(THE TASK) In the material below, find all lines with the string "dynamics" and copy them.

(THE RECORDS)

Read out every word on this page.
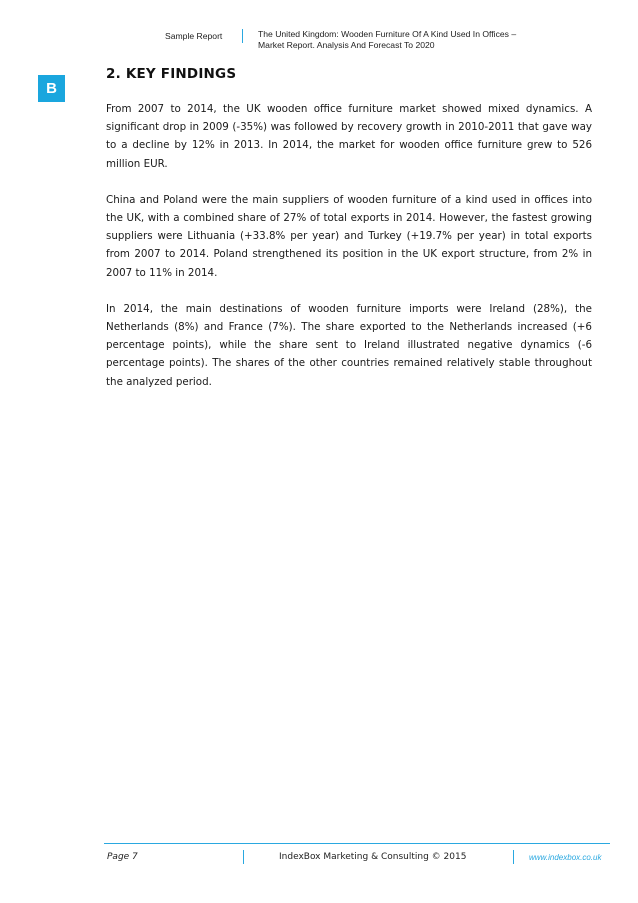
Sample Report	The United Kingdom: Wooden Furniture Of A Kind Used In Offices –
Market Report. Analysis And Forecast To 2020
B
2. KEY FINDINGS

From 2007 to 2014, the UK wooden office furniture market showed mixed dynamics. A significant drop in 2009 (-35%) was followed by recovery growth in 2010-2011 that gave way to a decline by 12% in 2013. In 2014, the market for wooden office furniture grew to 526 million EUR.

China and Poland were the main suppliers of wooden furniture of a kind used in offices into the UK, with a combined share of 27% of total exports in 2014. However, the fastest growing suppliers were Lithuania (+33.8% per year) and Turkey (+19.7% per year) in total exports from 2007 to 2014. Poland strengthened its position in the UK export structure, from 2% in 2007 to 11% in 2014.

In 2014, the main destinations of wooden furniture imports were Ireland (28%), the Netherlands (8%) and France (7%). The share exported to the Netherlands increased (+6 percentage points), while the share sent to Ireland illustrated negative dynamics (-6 percentage points). The shares of the other countries remained relatively stable throughout the analyzed period.

Page 7	IndexBox Marketing & Consulting © 2015	www.indexbox.co.uk
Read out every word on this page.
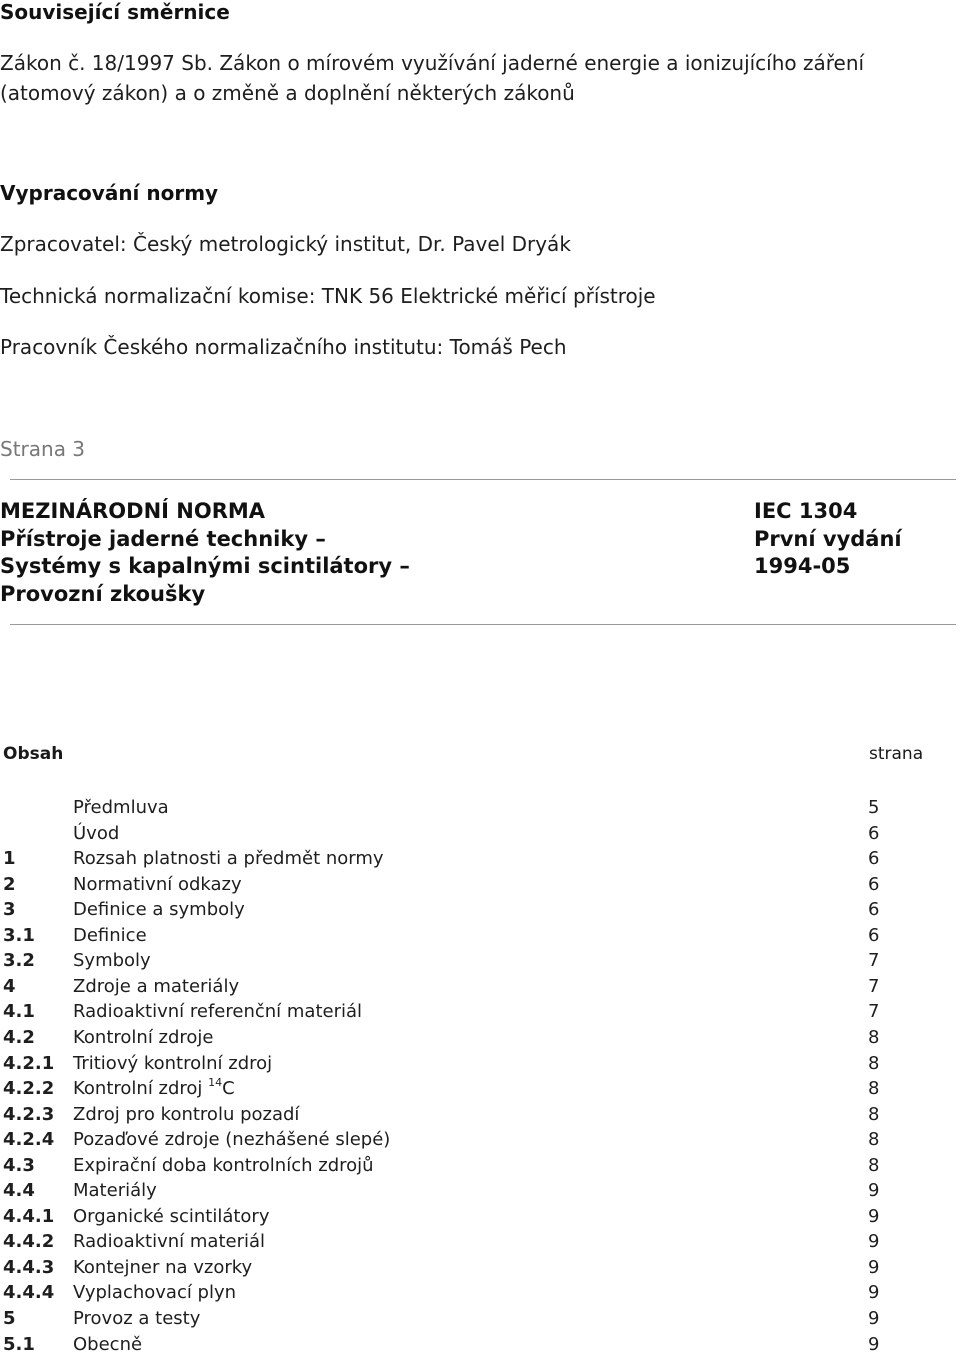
Související směrnice
Zákon č. 18/1997 Sb. Zákon o mírovém využívání jaderné energie a ionizujícího záření (atomový zákon) a o změně a doplnění některých zákonů
Vypracování normy
Zpracovatel: Český metrologický institut, Dr. Pavel Dryák
Technická normalizační komise: TNK 56 Elektrické měřicí přístroje
Pracovník Českého normalizačního institutu: Tomáš Pech
Strana 3
MEZINÁRODNÍ NORMA
Přístroje jaderné techniky –
Systémy s kapalnými scintilátory –
Provozní zkoušky
IEC 1304
První vydání
1994-05
Obsah	strana
Předmluva	5
Úvod	6
1	Rozsah platnosti a předmět normy	6
2	Normativní odkazy	6
3	Definice a symboly	6
3.1 Definice	6
3.2 Symboly	7
4	Zdroje a materiály	7
4.1 Radioaktivní referenční materiál	7
4.2 Kontrolní zdroje	8
4.2.1 Tritiový kontrolní zdroj	8
4.2.2 Kontrolní zdroj $^{14}$C	8
4.2.3 Zdroj pro kontrolu pozadí	8
4.2.4 Pozaďové zdroje (nezhášené slepé)	8
4.3 Expirační doba kontrolních zdrojů	8
4.4 Materiály	9
4.4.1 Organické scintilátory	9
4.4.2 Radioaktivní materiál	9
4.4.3 Kontejner na vzorky	9
4.4.4 Vyplachovací plyn	9
5	Provoz a testy	9
5.1 Obecně	9
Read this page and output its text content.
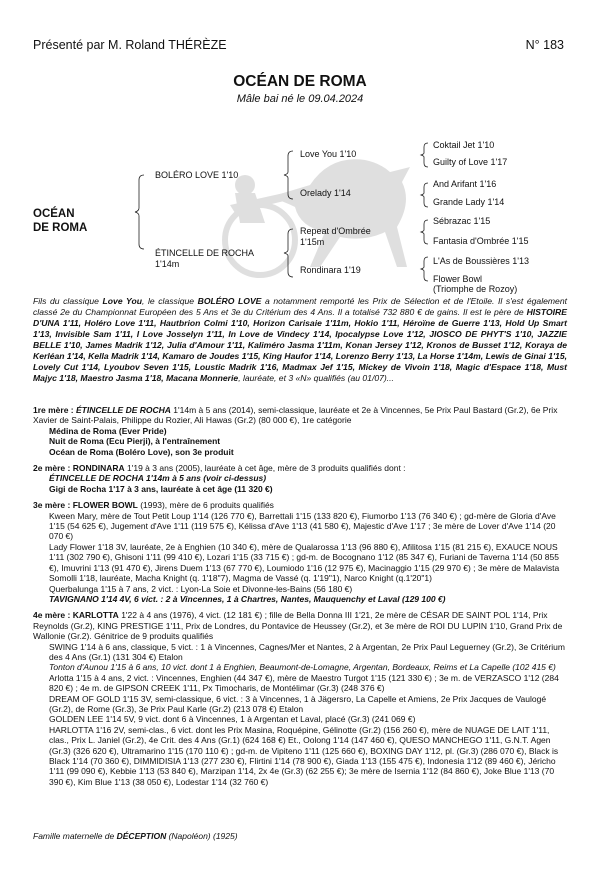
Présenté par M. Roland THÉRÈZE	N° 183
OCÉAN DE ROMA
Mâle bai né le 09.04.2024
OCÉAN
DE ROMA
BOLÉRO LOVE 1'10
ÉTINCELLE DE ROCHA
1'14m
Love You 1'10
Orelady 1'14
Repeat d'Ombrée
1'15m
Rondinara 1'19
Coktail Jet 1'10
Guilty of Love 1'17
And Arifant 1'16
Grande Lady 1'14
Sébrazac 1'15
Fantasia d'Ombrée 1'15
L'As de Boussières 1'13
Flower Bowl
(Triomphe de Rozoy)
Fils du classique Love You, le classique BOLÉRO LOVE a notamment remporté les Prix de Sélection et de l'Etoile. Il s'est également classé 2e du Championnat Européen des 5 Ans et 3e du Critérium des 4 Ans. Il a totalisé 732 880 € de gains. Il est le père de HISTOIRE D'UNA 1'11, Holéro Love 1'11, Hautbrion Colmi 1'10, Horizon Carisaie 1'11m, Hokio 1'11, Héroïne de Guerre 1'13, Hold Up Smart 1'13, Invisible Sam 1'11, I Love Josselyn 1'11, In Love de Vindecy 1'14, Ipocalypse Love 1'12, JIOSCO DE PHYT'S 1'10, JAZZIE BELLE 1'10, James Madrik 1'12, Julia d'Amour 1'11, Kaliméro Jasma 1'11m, Konan Jersey 1'12, Kronos de Busset 1'12, Koraya de Kerléan 1'14, Kella Madrik 1'14, Kamaro de Joudes 1'15, King Haufor 1'14, Lorenzo Berry 1'13, La Horse 1'14m, Lewis de Ginai 1'15, Lovely Cut 1'14, Lyoubov Seven 1'15, Loustic Madrik 1'16, Madmax Jef 1'15, Mickey de Vivoin 1'18, Magic d'Espace 1'18, Must Majyc 1'18, Maestro Jasma 1'18, Macana Monnerie, lauréate, et 3 «N» qualifiés (au 01/07)...
1re mère : ÉTINCELLE DE ROCHA 1'14m à 5 ans (2014), semi-classique, lauréate et 2e à Vincennes, 5e Prix Paul Bastard (Gr.2), 6e Prix Xavier de Saint-Palais, Philippe du Rozier, Ali Hawas (Gr.2) (80 000 €), 1re catégorie
Médina de Roma (Ever Pride)
Nuit de Roma (Ecu Pierji), à l'entraînement
Océan de Roma (Boléro Love), son 3e produit
2e mère : RONDINARA 1'19 à 3 ans (2005), lauréate à cet âge, mère de 3 produits qualifiés dont :
ÉTINCELLE DE ROCHA 1'14m à 5 ans (voir ci-dessus)
Gigi de Rocha 1'17 à 3 ans, lauréate à cet âge (11 320 €)
3e mère : FLOWER BOWL (1993), mère de 6 produits qualifiés
Kween Mary, mère de Tout Petit Loup 1'14 (126 770 €), Barrettali 1'15 (133 820 €), Fiumorbo 1'13 (76 340 €) ; gd-mère de Gloria d'Ave 1'15 (54 625 €), Jugement d'Ave 1'11 (119 575 €), Kélissa d'Ave 1'13 (41 580 €), Majestic d'Ave 1'17 ; 3e mère de Lover d'Ave 1'14 (20 070 €)
Lady Flower 1'18 3V, lauréate, 2e à Enghien (10 340 €), mère de Qualarossa 1'13 (96 880 €), Afilitosa 1'15 (81 215 €), EXAUCE NOUS 1'11 (302 790 €), Ghisoni 1'11 (99 410 €), Lozari 1'15 (33 715 €) ; gd-m. de Bocognano 1'12 (85 347 €), Furiani de Taverna 1'14 (50 855 €), Imuvrini 1'13 (91 470 €), Jirens Duem 1'13 (67 770 €), Loumiodo 1'16 (12 975 €), Macinaggio 1'15 (29 970 €) ; 3e mère de Malavista Somolli 1'18, lauréate, Macha Knight (q. 1'18"7), Magma de Vassé (q. 1'19"1), Narco Knight (q.1'20"1)
Querbalunga 1'15 à 7 ans, 2 vict. : Lyon-La Soie et Divonne-les-Bains (56 180 €)
TAVIGNANO 1'14 4V, 6 vict. : 2 à Vincennes, 1 à Chartres, Nantes, Mauquenchy et Laval (129 100 €)
4e mère : KARLOTTA 1'22 à 4 ans (1976), 4 vict. (12 181 €) ; fille de Bella Donna III 1'21, 2e mère de CÉSAR DE SAINT POL 1'14, Prix Reynolds (Gr.2), KING PRESTIGE 1'11, Prix de Londres, du Pontavice de Heussey (Gr.2), et 3e mère de ROI DU LUPIN 1'10, Grand Prix de Wallonie (Gr.2). Génitrice de 9 produits qualifiés
SWING 1'14 à 6 ans, classique, 5 vict. : 1 à Vincennes, Cagnes/Mer et Nantes, 2 à Argentan, 2e Prix Paul Leguerney (Gr.2), 3e Critérium des 4 Ans (Gr.1) (131 304 €) Etalon
Tonton d'Aunou 1'15 à 6 ans, 10 vict. dont 1 à Enghien, Beaumont-de-Lomagne, Argentan, Bordeaux, Reims et La Capelle (102 415 €)
Arlotta 1'15 à 4 ans, 2 vict. : Vincennes, Enghien (44 347 €), mère de Maestro Turgot 1'15 (121 330 €) ; 3e m. de VERZASCO 1'12 (284 820 €) ; 4e m. de GIPSON CREEK 1'11, Px Timocharis, de Montélimar (Gr.3) (248 376 €)
DREAM OF GOLD 1'15 3V, semi-classique, 6 vict. : 3 à Vincennes, 1 à Jägersro, La Capelle et Amiens, 2e Prix Jacques de Vaulogé (Gr.2), de Rome (Gr.3), 3e Prix Paul Karle (Gr.2) (213 078 €) Etalon
GOLDEN LEE 1'14 5V, 9 vict. dont 6 à Vincennes, 1 à Argentan et Laval, placé (Gr.3) (241 069 €)
HARLOTTA 1'16 2V, semi-clas., 6 vict. dont les Prix Masina, Roquépine, Gélinotte (Gr.2) (156 260 €), mère de NUAGE DE LAIT 1'11, clas., Prix L. Janiel (Gr.2), 4e Crit. des 4 Ans (Gr.1) (624 168 €) Et., Oolong 1'14 (147 460 €), QUESO MANCHEGO 1'11, G.N.T. Agen (Gr.3) (326 620 €), Ultramarino 1'15 (170 110 €) ; gd-m. de Vipiteno 1'11 (125 660 €), BOXING DAY 1'12, pl. (Gr.3) (286 070 €), Black is Black 1'14 (70 360 €), DIMMIDISIA 1'13 (277 230 €), Flirtini 1'14 (78 900 €), Giada 1'13 (155 475 €), Indonesia 1'12 (89 460 €), Jéricho 1'11 (99 090 €), Kebbie 1'13 (53 840 €), Marzipan 1'14, 2x 4e (Gr.3) (62 255 €); 3e mère de Isernia 1'12 (84 860 €), Joke Blue 1'13 (70 390 €), Kim Blue 1'13 (38 050 €), Lodestar 1'14 (32 760 €)
Famille maternelle de DÉCEPTION (Napoléon) (1925)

(EXERCISE SOLUTION)
From 2007 to 2014, the UK wooden office furniture market showed mixed dynamics. A significant drop in 2009 (-35%) was followed by recovery growth in 2010-2011 that gave way to a decline by 12% in 2013. In 2014, the market for wooden office furniture grew to 526 million EUR.
In 2014, the main destinations of wooden furniture imports were Ireland (28%), the Netherlands (8%) and France (7%). The share exported to the Netherlands increased (+6 percentage points), while the share sent to Ireland illustrated negative dynamics (-6 percentage points). The shares of the other countries remained relatively stable throughout the analyzed period.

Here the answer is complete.